▶ Records from a collection:
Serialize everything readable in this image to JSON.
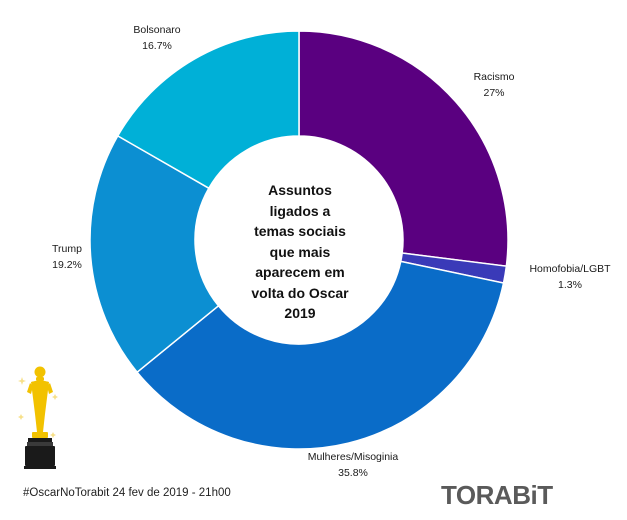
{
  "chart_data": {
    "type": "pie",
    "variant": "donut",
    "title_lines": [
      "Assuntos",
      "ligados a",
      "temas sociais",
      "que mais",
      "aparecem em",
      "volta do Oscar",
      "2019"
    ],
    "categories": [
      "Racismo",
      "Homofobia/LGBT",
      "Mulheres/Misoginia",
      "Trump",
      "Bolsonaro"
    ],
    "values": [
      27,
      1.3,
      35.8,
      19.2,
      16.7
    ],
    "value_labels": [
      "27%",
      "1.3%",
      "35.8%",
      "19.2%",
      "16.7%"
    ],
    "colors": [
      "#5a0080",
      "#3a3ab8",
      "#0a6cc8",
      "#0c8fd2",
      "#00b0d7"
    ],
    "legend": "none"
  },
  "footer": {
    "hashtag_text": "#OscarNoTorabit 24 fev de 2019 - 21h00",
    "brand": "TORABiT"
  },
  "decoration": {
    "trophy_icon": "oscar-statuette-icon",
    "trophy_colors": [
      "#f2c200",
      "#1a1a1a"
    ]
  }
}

▶ TASK PROMPT:
Reproduce each entry verbatim, excluding any embedded images.

▶ THE COMPLETED TASK:
Serialize everything readable in this image to JSON.
{
  "chart_data": {
    "type": "pie",
    "variant": "donut",
    "title_lines": [
      "Assuntos",
      "ligados a",
      "temas sociais",
      "que mais",
      "aparecem em",
      "volta do Oscar",
      "2019"
    ],
    "categories": [
      "Racismo",
      "Homofobia/LGBT",
      "Mulheres/Misoginia",
      "Trump",
      "Bolsonaro"
    ],
    "values": [
      27,
      1.3,
      35.8,
      19.2,
      16.7
    ],
    "value_labels": [
      "27%",
      "1.3%",
      "35.8%",
      "19.2%",
      "16.7%"
    ],
    "colors": [
      "#5a0080",
      "#3a3ab8",
      "#0a6cc8",
      "#0c8fd2",
      "#00b0d7"
    ],
    "legend": "none"
  },
  "footer": {
    "hashtag_text": "#OscarNoTorabit 24 fev de 2019 - 21h00",
    "brand": "TORABiT"
  },
  "decoration": {
    "trophy_icon": "oscar-statuette-icon",
    "trophy_colors": [
      "#f2c200",
      "#1a1a1a"
    ]
  }
}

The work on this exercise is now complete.